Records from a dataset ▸
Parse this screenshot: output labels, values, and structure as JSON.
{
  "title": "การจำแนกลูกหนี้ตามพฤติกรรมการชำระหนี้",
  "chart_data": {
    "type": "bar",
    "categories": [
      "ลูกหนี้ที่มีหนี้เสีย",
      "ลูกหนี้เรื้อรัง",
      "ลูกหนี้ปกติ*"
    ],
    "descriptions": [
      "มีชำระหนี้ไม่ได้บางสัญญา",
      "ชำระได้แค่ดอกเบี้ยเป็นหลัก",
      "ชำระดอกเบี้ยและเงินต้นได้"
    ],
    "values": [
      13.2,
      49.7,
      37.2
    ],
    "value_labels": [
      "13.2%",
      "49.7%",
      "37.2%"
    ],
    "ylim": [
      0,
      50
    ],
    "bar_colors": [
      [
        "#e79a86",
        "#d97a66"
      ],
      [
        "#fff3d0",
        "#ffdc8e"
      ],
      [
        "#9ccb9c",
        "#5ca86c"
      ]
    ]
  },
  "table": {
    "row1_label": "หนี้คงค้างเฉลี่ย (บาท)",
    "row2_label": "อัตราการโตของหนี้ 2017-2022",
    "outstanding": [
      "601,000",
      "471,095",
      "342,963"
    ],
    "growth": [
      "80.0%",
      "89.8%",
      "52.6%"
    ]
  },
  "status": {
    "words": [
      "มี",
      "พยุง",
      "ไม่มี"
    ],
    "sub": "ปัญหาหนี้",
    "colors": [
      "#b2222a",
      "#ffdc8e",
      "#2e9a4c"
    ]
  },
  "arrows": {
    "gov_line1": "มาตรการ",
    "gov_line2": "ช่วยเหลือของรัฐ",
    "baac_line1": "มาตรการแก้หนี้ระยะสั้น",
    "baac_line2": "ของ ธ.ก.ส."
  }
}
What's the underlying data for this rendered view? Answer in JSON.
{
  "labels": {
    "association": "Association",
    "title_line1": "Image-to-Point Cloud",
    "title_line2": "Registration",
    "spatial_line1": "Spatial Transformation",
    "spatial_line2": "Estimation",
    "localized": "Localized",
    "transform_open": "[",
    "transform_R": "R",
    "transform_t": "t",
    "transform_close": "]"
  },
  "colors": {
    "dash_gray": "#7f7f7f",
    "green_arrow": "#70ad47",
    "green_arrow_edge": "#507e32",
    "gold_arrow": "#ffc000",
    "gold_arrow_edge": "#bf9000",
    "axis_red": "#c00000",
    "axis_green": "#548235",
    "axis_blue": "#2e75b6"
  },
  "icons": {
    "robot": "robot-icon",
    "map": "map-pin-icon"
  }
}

Instructions for the task ▸
Pull out all lines containing "this".

Output of the task ▸
Parse this screenshot: output labels, values, and structure as JSON.
What's the underlying data for this rendered view? Answer in JSON.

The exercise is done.